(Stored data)
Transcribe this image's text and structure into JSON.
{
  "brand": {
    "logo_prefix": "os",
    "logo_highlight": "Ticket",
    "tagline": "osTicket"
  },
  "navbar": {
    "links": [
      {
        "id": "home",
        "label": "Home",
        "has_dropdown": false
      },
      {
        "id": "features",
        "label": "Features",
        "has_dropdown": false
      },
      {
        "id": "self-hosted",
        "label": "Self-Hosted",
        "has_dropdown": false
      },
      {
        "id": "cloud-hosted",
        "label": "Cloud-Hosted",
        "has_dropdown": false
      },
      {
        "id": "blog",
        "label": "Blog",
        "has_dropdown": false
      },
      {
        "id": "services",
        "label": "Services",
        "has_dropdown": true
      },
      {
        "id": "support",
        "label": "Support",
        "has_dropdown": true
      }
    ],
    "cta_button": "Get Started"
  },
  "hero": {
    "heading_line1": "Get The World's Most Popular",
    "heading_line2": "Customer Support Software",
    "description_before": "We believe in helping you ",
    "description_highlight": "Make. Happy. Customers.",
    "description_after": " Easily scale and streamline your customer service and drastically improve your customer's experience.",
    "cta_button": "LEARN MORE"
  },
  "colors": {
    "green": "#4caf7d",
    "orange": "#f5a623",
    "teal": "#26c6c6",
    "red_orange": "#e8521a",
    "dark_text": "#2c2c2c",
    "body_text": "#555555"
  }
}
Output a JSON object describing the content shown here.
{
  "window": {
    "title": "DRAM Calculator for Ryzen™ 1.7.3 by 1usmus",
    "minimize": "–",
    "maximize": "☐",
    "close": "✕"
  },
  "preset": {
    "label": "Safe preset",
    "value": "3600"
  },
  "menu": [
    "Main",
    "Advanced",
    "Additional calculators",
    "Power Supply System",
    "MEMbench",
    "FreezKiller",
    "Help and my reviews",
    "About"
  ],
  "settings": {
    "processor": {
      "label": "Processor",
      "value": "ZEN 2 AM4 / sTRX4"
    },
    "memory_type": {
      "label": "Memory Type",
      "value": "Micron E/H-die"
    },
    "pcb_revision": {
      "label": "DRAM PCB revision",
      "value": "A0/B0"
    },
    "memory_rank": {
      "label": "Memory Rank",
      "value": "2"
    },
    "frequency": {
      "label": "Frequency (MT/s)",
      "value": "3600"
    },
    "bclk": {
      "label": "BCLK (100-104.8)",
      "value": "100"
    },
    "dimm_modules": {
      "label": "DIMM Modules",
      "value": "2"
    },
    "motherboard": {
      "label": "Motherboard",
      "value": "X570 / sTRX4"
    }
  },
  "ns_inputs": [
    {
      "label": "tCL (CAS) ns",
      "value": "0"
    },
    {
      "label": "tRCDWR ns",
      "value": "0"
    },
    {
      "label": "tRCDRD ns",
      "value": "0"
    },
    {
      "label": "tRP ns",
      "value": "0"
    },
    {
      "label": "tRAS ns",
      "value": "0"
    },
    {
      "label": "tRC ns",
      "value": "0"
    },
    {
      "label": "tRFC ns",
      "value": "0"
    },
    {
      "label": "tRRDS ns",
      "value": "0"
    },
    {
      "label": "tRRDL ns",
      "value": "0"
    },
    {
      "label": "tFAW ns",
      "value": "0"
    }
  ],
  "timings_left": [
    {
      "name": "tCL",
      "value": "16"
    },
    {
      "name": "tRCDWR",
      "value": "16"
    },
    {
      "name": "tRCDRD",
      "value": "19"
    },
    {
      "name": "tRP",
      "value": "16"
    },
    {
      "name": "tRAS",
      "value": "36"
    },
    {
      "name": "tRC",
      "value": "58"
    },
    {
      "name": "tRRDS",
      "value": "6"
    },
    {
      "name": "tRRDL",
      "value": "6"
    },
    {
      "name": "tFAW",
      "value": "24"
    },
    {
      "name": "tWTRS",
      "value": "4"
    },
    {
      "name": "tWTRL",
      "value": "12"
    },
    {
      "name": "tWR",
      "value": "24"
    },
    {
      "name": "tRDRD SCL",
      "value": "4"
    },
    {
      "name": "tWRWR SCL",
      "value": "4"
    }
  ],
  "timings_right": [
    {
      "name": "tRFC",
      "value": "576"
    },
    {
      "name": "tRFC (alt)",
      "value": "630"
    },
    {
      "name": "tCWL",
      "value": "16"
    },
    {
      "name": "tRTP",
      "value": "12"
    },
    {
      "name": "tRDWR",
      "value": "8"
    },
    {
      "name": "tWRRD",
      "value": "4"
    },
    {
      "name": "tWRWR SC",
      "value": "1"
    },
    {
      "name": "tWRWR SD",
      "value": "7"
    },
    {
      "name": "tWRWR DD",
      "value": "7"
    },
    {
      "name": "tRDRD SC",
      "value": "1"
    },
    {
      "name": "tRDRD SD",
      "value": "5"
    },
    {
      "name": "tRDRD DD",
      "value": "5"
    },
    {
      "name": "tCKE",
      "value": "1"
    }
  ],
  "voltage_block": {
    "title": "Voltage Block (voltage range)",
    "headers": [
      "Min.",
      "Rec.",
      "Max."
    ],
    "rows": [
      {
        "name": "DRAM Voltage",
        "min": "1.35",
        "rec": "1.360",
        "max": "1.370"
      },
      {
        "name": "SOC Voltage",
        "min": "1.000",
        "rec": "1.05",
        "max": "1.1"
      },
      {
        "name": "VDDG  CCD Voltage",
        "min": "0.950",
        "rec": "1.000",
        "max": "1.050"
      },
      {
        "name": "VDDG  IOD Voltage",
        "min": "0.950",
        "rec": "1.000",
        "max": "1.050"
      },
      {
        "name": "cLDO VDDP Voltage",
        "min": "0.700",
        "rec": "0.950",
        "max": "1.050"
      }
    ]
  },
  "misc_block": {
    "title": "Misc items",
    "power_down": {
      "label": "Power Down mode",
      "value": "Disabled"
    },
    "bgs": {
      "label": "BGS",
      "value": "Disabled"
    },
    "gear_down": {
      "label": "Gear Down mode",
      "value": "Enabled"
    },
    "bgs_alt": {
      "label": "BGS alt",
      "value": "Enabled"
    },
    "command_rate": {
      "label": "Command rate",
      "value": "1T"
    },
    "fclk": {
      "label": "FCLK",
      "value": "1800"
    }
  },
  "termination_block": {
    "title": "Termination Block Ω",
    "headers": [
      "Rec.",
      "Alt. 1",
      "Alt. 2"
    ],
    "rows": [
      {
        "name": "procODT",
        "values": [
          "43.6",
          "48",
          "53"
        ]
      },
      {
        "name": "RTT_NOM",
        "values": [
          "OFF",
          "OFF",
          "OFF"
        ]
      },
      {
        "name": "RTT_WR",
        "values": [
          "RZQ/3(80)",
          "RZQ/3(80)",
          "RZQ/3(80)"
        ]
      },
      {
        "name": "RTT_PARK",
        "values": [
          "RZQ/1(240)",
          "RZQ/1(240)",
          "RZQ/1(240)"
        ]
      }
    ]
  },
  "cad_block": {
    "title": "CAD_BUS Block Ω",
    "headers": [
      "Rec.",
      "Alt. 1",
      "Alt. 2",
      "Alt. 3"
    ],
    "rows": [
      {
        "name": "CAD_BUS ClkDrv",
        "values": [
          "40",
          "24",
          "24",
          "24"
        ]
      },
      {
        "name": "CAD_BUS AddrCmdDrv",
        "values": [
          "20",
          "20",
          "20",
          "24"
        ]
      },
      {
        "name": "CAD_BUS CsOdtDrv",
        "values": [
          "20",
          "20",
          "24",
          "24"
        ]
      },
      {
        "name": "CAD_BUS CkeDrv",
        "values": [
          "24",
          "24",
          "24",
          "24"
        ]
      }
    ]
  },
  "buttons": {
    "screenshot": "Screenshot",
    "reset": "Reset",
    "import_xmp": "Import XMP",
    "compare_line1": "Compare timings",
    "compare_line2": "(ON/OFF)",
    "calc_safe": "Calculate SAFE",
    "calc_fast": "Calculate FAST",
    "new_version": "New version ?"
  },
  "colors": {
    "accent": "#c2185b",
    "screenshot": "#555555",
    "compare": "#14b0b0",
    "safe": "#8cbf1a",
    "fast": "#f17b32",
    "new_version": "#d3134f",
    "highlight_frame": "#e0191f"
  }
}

**TO BE DONE**. Pick out all lines containing the string "VDDG".

**SOLUTION TO THIS TASK**.
        "name": "VDDG  CCD Voltage",
        "name": "VDDG  IOD Voltage",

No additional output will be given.